─── Available data
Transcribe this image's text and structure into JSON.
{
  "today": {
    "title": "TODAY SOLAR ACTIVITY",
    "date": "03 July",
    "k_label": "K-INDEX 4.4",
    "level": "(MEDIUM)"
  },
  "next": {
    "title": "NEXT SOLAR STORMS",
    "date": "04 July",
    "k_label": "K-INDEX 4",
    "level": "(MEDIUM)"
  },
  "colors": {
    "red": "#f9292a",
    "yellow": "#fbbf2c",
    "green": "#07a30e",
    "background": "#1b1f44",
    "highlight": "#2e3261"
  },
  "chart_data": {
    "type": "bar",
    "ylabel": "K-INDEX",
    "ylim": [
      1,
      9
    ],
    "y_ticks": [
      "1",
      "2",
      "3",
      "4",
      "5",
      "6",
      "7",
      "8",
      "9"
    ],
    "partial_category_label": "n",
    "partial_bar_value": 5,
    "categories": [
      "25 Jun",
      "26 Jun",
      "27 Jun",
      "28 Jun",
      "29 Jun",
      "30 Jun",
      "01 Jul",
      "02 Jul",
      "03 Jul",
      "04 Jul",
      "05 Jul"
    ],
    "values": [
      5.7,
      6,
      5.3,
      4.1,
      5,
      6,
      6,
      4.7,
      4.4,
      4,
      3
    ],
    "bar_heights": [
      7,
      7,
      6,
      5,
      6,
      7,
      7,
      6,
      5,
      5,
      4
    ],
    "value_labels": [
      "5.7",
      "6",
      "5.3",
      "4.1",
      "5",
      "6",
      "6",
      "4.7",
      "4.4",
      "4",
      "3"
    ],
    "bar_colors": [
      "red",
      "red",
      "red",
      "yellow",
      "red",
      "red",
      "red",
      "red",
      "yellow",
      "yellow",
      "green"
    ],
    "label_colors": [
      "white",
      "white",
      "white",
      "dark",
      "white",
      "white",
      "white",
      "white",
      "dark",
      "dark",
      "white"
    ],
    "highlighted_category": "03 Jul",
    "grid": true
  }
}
──────
● **What this task involves**: Using the data above, print every record exactly as shown.

● **The result**:
Transcribe this image's text and structure into JSON.
{
  "today": {
    "title": "TODAY SOLAR ACTIVITY",
    "date": "03 July",
    "k_label": "K-INDEX 4.4",
    "level": "(MEDIUM)"
  },
  "next": {
    "title": "NEXT SOLAR STORMS",
    "date": "04 July",
    "k_label": "K-INDEX 4",
    "level": "(MEDIUM)"
  },
  "colors": {
    "red": "#f9292a",
    "yellow": "#fbbf2c",
    "green": "#07a30e",
    "background": "#1b1f44",
    "highlight": "#2e3261"
  },
  "chart_data": {
    "type": "bar",
    "ylabel": "K-INDEX",
    "ylim": [
      1,
      9
    ],
    "y_ticks": [
      "1",
      "2",
      "3",
      "4",
      "5",
      "6",
      "7",
      "8",
      "9"
    ],
    "partial_category_label": "n",
    "partial_bar_value": 5,
    "categories": [
      "25 Jun",
      "26 Jun",
      "27 Jun",
      "28 Jun",
      "29 Jun",
      "30 Jun",
      "01 Jul",
      "02 Jul",
      "03 Jul",
      "04 Jul",
      "05 Jul"
    ],
    "values": [
      5.7,
      6,
      5.3,
      4.1,
      5,
      6,
      6,
      4.7,
      4.4,
      4,
      3
    ],
    "bar_heights": [
      7,
      7,
      6,
      5,
      6,
      7,
      7,
      6,
      5,
      5,
      4
    ],
    "value_labels": [
      "5.7",
      "6",
      "5.3",
      "4.1",
      "5",
      "6",
      "6",
      "4.7",
      "4.4",
      "4",
      "3"
    ],
    "bar_colors": [
      "red",
      "red",
      "red",
      "yellow",
      "red",
      "red",
      "red",
      "red",
      "yellow",
      "yellow",
      "green"
    ],
    "label_colors": [
      "white",
      "white",
      "white",
      "dark",
      "white",
      "white",
      "white",
      "white",
      "dark",
      "dark",
      "white"
    ],
    "highlighted_category": "03 Jul",
    "grid": true
  }
}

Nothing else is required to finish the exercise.